## [To do]
Find the string "image" in the entries and copy each line that has it.

## [Stored rows]
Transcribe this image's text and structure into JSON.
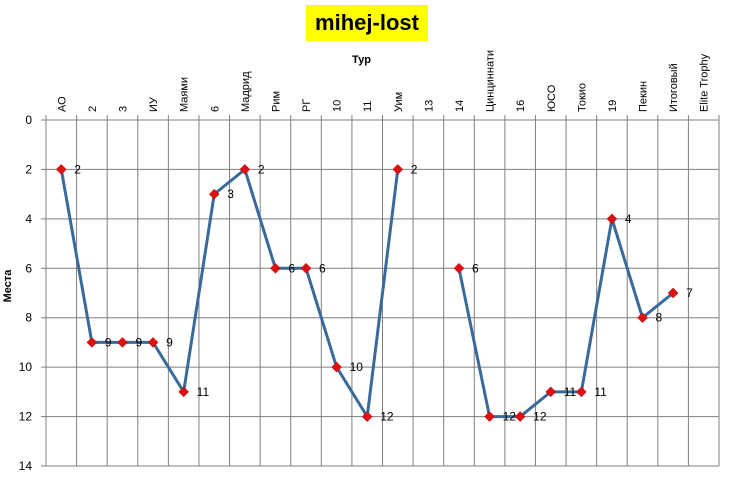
{
  "chart_data": {
    "type": "line",
    "title": "mihej-lost",
    "xlabel": "Тур",
    "ylabel": "Места",
    "categories": [
      "АО",
      "2",
      "3",
      "ИУ",
      "Маями",
      "6",
      "Мадрид",
      "Рим",
      "РГ",
      "10",
      "11",
      "Уим",
      "13",
      "14",
      "Цинциннати",
      "16",
      "ЮСО",
      "Токио",
      "19",
      "Пекин",
      "Итоговый",
      "Elite Trophy"
    ],
    "series": [
      {
        "values": [
          2,
          9,
          9,
          9,
          11,
          3,
          2,
          6,
          6,
          10,
          12,
          2,
          null,
          6,
          12,
          12,
          11,
          11,
          4,
          8,
          7,
          null
        ]
      }
    ],
    "y_ticks": [
      0,
      2,
      4,
      6,
      8,
      10,
      12,
      14
    ],
    "ylim": [
      0,
      14
    ],
    "y_reversed": true,
    "x_axis_position": "top",
    "grid": true,
    "data_labels": true,
    "line_color": "#3a6a9a",
    "marker_color": "#dd1111",
    "title_background": "#ffff00"
  }
}
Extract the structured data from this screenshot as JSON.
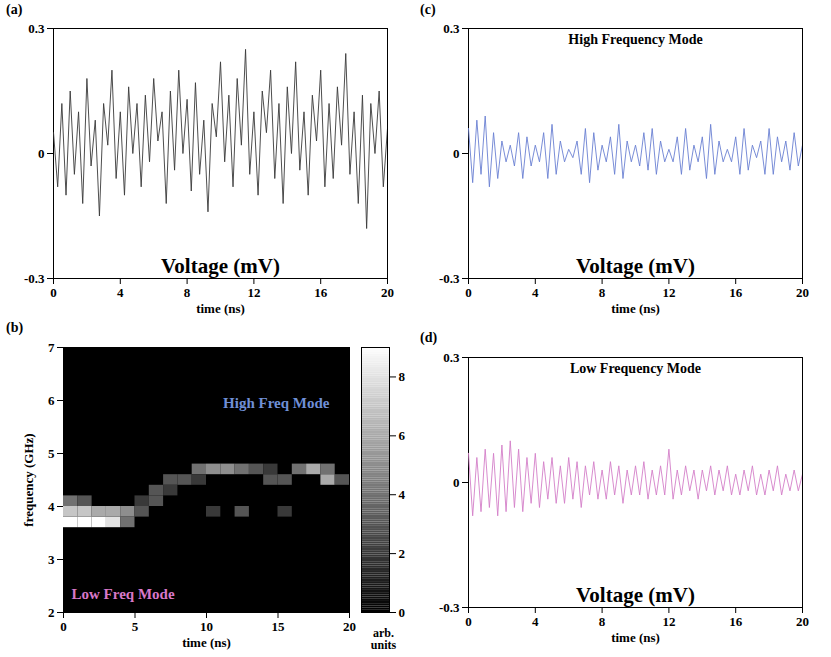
{
  "chart_data": [
    {
      "panel_label": "(a)",
      "type": "line",
      "x_label": "time (ns)",
      "annotation": "Voltage (mV)",
      "x": [
        0,
        0.25,
        0.5,
        0.75,
        1,
        1.25,
        1.5,
        1.75,
        2,
        2.25,
        2.5,
        2.75,
        3,
        3.25,
        3.5,
        3.75,
        4,
        4.25,
        4.5,
        4.75,
        5,
        5.25,
        5.5,
        5.75,
        6,
        6.25,
        6.5,
        6.75,
        7,
        7.25,
        7.5,
        7.75,
        8,
        8.25,
        8.5,
        8.75,
        9,
        9.25,
        9.5,
        9.75,
        10,
        10.25,
        10.5,
        10.75,
        11,
        11.25,
        11.5,
        11.75,
        12,
        12.25,
        12.5,
        12.75,
        13,
        13.25,
        13.5,
        13.75,
        14,
        14.25,
        14.5,
        14.75,
        15,
        15.25,
        15.5,
        15.75,
        16,
        16.25,
        16.5,
        16.75,
        17,
        17.25,
        17.5,
        17.75,
        18,
        18.25,
        18.5,
        18.75,
        19,
        19.25,
        19.5,
        19.75,
        20
      ],
      "series": [
        {
          "color": "#3a3a3a",
          "values": [
            0.05,
            -0.08,
            0.12,
            -0.1,
            0.15,
            -0.05,
            0.1,
            -0.12,
            0.18,
            -0.03,
            0.08,
            -0.15,
            0.12,
            0.02,
            0.2,
            -0.06,
            0.1,
            -0.1,
            0.16,
            0.0,
            0.12,
            -0.08,
            0.14,
            -0.02,
            0.18,
            0.03,
            0.1,
            -0.12,
            0.15,
            -0.04,
            0.2,
            0.0,
            0.13,
            -0.09,
            0.17,
            -0.05,
            0.08,
            -0.14,
            0.12,
            0.04,
            0.22,
            -0.02,
            0.14,
            -0.08,
            0.18,
            0.02,
            0.25,
            -0.05,
            0.1,
            -0.1,
            0.15,
            0.05,
            0.2,
            -0.06,
            0.12,
            -0.12,
            0.16,
            0.0,
            0.22,
            -0.04,
            0.1,
            -0.1,
            0.14,
            0.03,
            0.2,
            -0.08,
            0.12,
            -0.06,
            0.16,
            0.02,
            0.24,
            -0.05,
            0.1,
            -0.12,
            0.14,
            -0.18,
            0.12,
            0.0,
            0.15,
            -0.08,
            0.06
          ]
        }
      ],
      "xlim": [
        0,
        20
      ],
      "xticks": [
        0,
        4,
        8,
        12,
        16,
        20
      ],
      "ylim": [
        -0.3,
        0.3
      ],
      "yticks": [
        -0.3,
        0,
        0.3
      ]
    },
    {
      "panel_label": "(b)",
      "type": "heatmap",
      "x_label": "time (ns)",
      "y_label": "frequency (GHz)",
      "xlim": [
        0,
        20
      ],
      "xticks": [
        0,
        5,
        10,
        15,
        20
      ],
      "ylim": [
        2,
        7
      ],
      "yticks": [
        2,
        3,
        4,
        5,
        6,
        7
      ],
      "cells": [
        [
          0,
          1,
          3.6,
          3.8,
          9
        ],
        [
          0,
          1,
          3.8,
          4.0,
          7
        ],
        [
          0,
          1,
          4.0,
          4.2,
          4
        ],
        [
          1,
          2,
          3.6,
          3.8,
          9
        ],
        [
          1,
          2,
          3.8,
          4.0,
          7
        ],
        [
          1,
          2,
          4.0,
          4.2,
          3
        ],
        [
          2,
          3,
          3.6,
          3.8,
          9
        ],
        [
          2,
          3,
          3.8,
          4.0,
          6
        ],
        [
          3,
          4,
          3.6,
          3.8,
          8
        ],
        [
          3,
          4,
          3.8,
          4.0,
          6
        ],
        [
          4,
          5,
          3.8,
          4.0,
          5
        ],
        [
          4,
          5,
          3.6,
          3.8,
          4
        ],
        [
          5,
          6,
          3.8,
          4.0,
          3
        ],
        [
          5,
          6,
          4.0,
          4.2,
          2
        ],
        [
          6,
          7,
          4.2,
          4.4,
          3
        ],
        [
          6,
          7,
          4.0,
          4.2,
          3
        ],
        [
          7,
          8,
          4.4,
          4.6,
          3
        ],
        [
          7,
          8,
          4.2,
          4.4,
          2
        ],
        [
          8,
          9,
          4.4,
          4.6,
          3
        ],
        [
          9,
          10,
          4.6,
          4.8,
          4
        ],
        [
          9,
          10,
          4.4,
          4.6,
          2
        ],
        [
          10,
          11,
          4.6,
          4.8,
          5
        ],
        [
          10,
          11,
          3.8,
          4.0,
          2
        ],
        [
          11,
          12,
          4.6,
          4.8,
          5
        ],
        [
          12,
          13,
          4.6,
          4.8,
          4
        ],
        [
          12,
          13,
          3.8,
          4.0,
          3
        ],
        [
          13,
          14,
          4.6,
          4.8,
          3
        ],
        [
          14,
          15,
          4.4,
          4.6,
          3
        ],
        [
          14,
          15,
          4.6,
          4.8,
          2
        ],
        [
          15,
          16,
          4.4,
          4.6,
          3
        ],
        [
          15,
          16,
          3.8,
          4.0,
          2
        ],
        [
          16,
          17,
          4.6,
          4.8,
          4
        ],
        [
          17,
          18,
          4.6,
          4.8,
          6
        ],
        [
          18,
          19,
          4.4,
          4.6,
          6
        ],
        [
          18,
          19,
          4.6,
          4.8,
          4
        ],
        [
          19,
          20,
          4.4,
          4.6,
          3
        ]
      ],
      "colorbar": {
        "range": [
          0,
          9
        ],
        "ticks": [
          0,
          2,
          4,
          6,
          8
        ],
        "label": "arb. units",
        "colors": [
          "#000000",
          "#ffffff"
        ]
      },
      "annotations": [
        {
          "text": "High Freq Mode",
          "color": "#6f8fd6"
        },
        {
          "text": "Low Freq Mode",
          "color": "#d878c8"
        }
      ]
    },
    {
      "panel_label": "(c)",
      "type": "line",
      "title": "High Frequency Mode",
      "x_label": "time (ns)",
      "annotation": "Voltage (mV)",
      "x": [
        0,
        0.25,
        0.5,
        0.75,
        1,
        1.25,
        1.5,
        1.75,
        2,
        2.25,
        2.5,
        2.75,
        3,
        3.25,
        3.5,
        3.75,
        4,
        4.25,
        4.5,
        4.75,
        5,
        5.25,
        5.5,
        5.75,
        6,
        6.25,
        6.5,
        6.75,
        7,
        7.25,
        7.5,
        7.75,
        8,
        8.25,
        8.5,
        8.75,
        9,
        9.25,
        9.5,
        9.75,
        10,
        10.25,
        10.5,
        10.75,
        11,
        11.25,
        11.5,
        11.75,
        12,
        12.25,
        12.5,
        12.75,
        13,
        13.25,
        13.5,
        13.75,
        14,
        14.25,
        14.5,
        14.75,
        15,
        15.25,
        15.5,
        15.75,
        16,
        16.25,
        16.5,
        16.75,
        17,
        17.25,
        17.5,
        17.75,
        18,
        18.25,
        18.5,
        18.75,
        19,
        19.25,
        19.5,
        19.75,
        20
      ],
      "series": [
        {
          "color": "#6a80d2",
          "values": [
            0.06,
            -0.07,
            0.08,
            -0.05,
            0.09,
            -0.08,
            0.05,
            -0.06,
            0.03,
            -0.02,
            0.02,
            -0.03,
            0.05,
            -0.06,
            0.04,
            -0.03,
            0.02,
            -0.02,
            0.05,
            -0.06,
            0.07,
            -0.05,
            0.03,
            -0.02,
            0.01,
            -0.01,
            0.03,
            -0.05,
            0.06,
            -0.07,
            0.05,
            -0.04,
            0.02,
            -0.02,
            0.04,
            -0.05,
            0.07,
            -0.06,
            0.03,
            -0.02,
            0.02,
            -0.03,
            0.05,
            -0.04,
            0.06,
            -0.05,
            0.03,
            -0.02,
            0.01,
            -0.02,
            0.04,
            -0.05,
            0.06,
            -0.04,
            0.02,
            -0.02,
            0.04,
            -0.06,
            0.07,
            -0.05,
            0.03,
            -0.02,
            0.01,
            -0.02,
            0.04,
            -0.05,
            0.06,
            -0.04,
            0.02,
            -0.01,
            0.03,
            -0.05,
            0.06,
            -0.05,
            0.04,
            -0.02,
            0.03,
            -0.04,
            0.05,
            -0.03,
            0.02
          ]
        }
      ],
      "xlim": [
        0,
        20
      ],
      "xticks": [
        0,
        4,
        8,
        12,
        16,
        20
      ],
      "ylim": [
        -0.3,
        0.3
      ],
      "yticks": [
        -0.3,
        0,
        0.3
      ]
    },
    {
      "panel_label": "(d)",
      "type": "line",
      "title": "Low Frequency Mode",
      "x_label": "time (ns)",
      "annotation": "Voltage (mV)",
      "x": [
        0,
        0.25,
        0.5,
        0.75,
        1,
        1.25,
        1.5,
        1.75,
        2,
        2.25,
        2.5,
        2.75,
        3,
        3.25,
        3.5,
        3.75,
        4,
        4.25,
        4.5,
        4.75,
        5,
        5.25,
        5.5,
        5.75,
        6,
        6.25,
        6.5,
        6.75,
        7,
        7.25,
        7.5,
        7.75,
        8,
        8.25,
        8.5,
        8.75,
        9,
        9.25,
        9.5,
        9.75,
        10,
        10.25,
        10.5,
        10.75,
        11,
        11.25,
        11.5,
        11.75,
        12,
        12.25,
        12.5,
        12.75,
        13,
        13.25,
        13.5,
        13.75,
        14,
        14.25,
        14.5,
        14.75,
        15,
        15.25,
        15.5,
        15.75,
        16,
        16.25,
        16.5,
        16.75,
        17,
        17.25,
        17.5,
        17.75,
        18,
        18.25,
        18.5,
        18.75,
        19,
        19.25,
        19.5,
        19.75,
        20
      ],
      "series": [
        {
          "color": "#d47fc8",
          "values": [
            0.07,
            -0.08,
            0.06,
            -0.07,
            0.08,
            -0.06,
            0.07,
            -0.08,
            0.09,
            -0.07,
            0.1,
            -0.06,
            0.08,
            -0.07,
            0.06,
            -0.05,
            0.07,
            -0.06,
            0.05,
            -0.04,
            0.06,
            -0.05,
            0.04,
            -0.05,
            0.06,
            -0.04,
            0.05,
            -0.06,
            0.04,
            -0.03,
            0.05,
            -0.04,
            0.03,
            -0.04,
            0.05,
            -0.03,
            0.04,
            -0.05,
            0.03,
            -0.03,
            0.04,
            -0.03,
            0.05,
            -0.04,
            0.03,
            -0.03,
            0.04,
            -0.03,
            0.08,
            -0.04,
            0.03,
            -0.03,
            0.04,
            -0.02,
            0.03,
            -0.04,
            0.03,
            -0.02,
            0.04,
            -0.03,
            0.03,
            -0.02,
            0.04,
            -0.03,
            0.02,
            -0.03,
            0.03,
            -0.02,
            0.04,
            -0.03,
            0.02,
            -0.03,
            0.03,
            -0.02,
            0.04,
            -0.03,
            0.02,
            -0.02,
            0.03,
            -0.02,
            0.02
          ]
        }
      ],
      "xlim": [
        0,
        20
      ],
      "xticks": [
        0,
        4,
        8,
        12,
        16,
        20
      ],
      "ylim": [
        -0.3,
        0.3
      ],
      "yticks": [
        -0.3,
        0,
        0.3
      ]
    }
  ]
}
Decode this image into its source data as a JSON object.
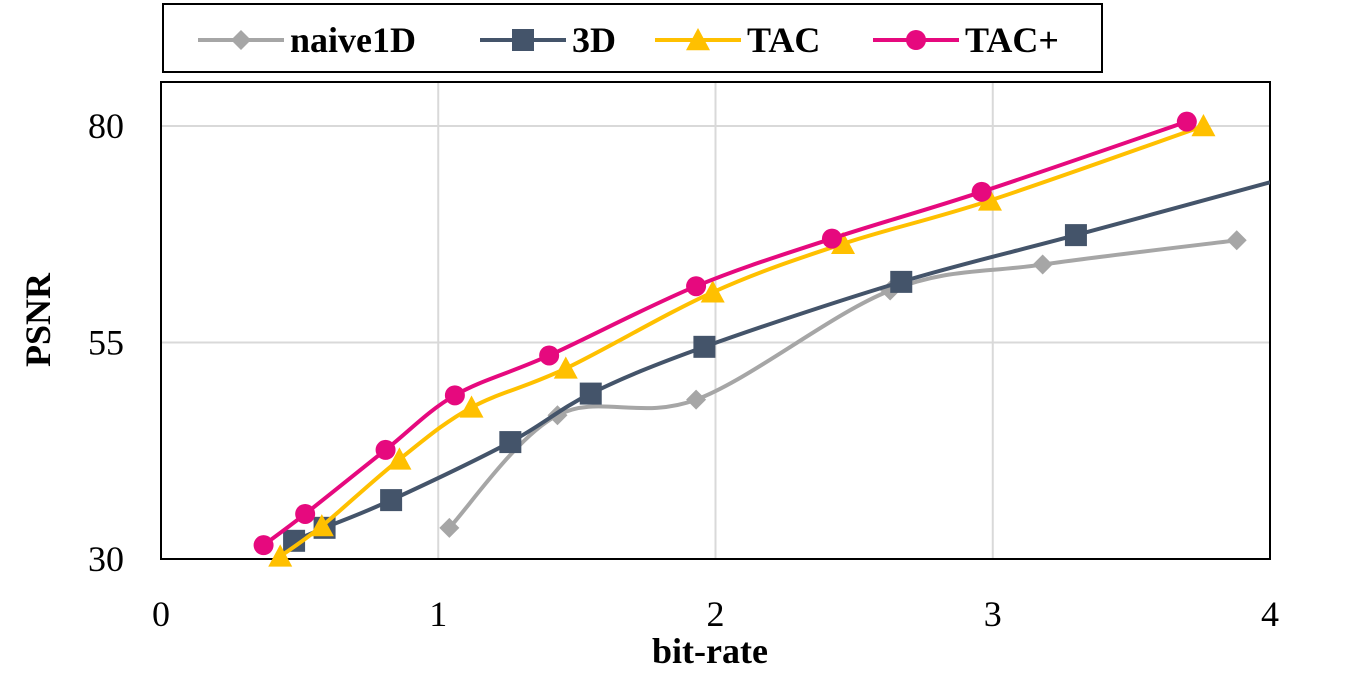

## [Answer for this exercise]
Transcribe this image's text and structure into JSON.
Decode this image into its source data as a JSON object.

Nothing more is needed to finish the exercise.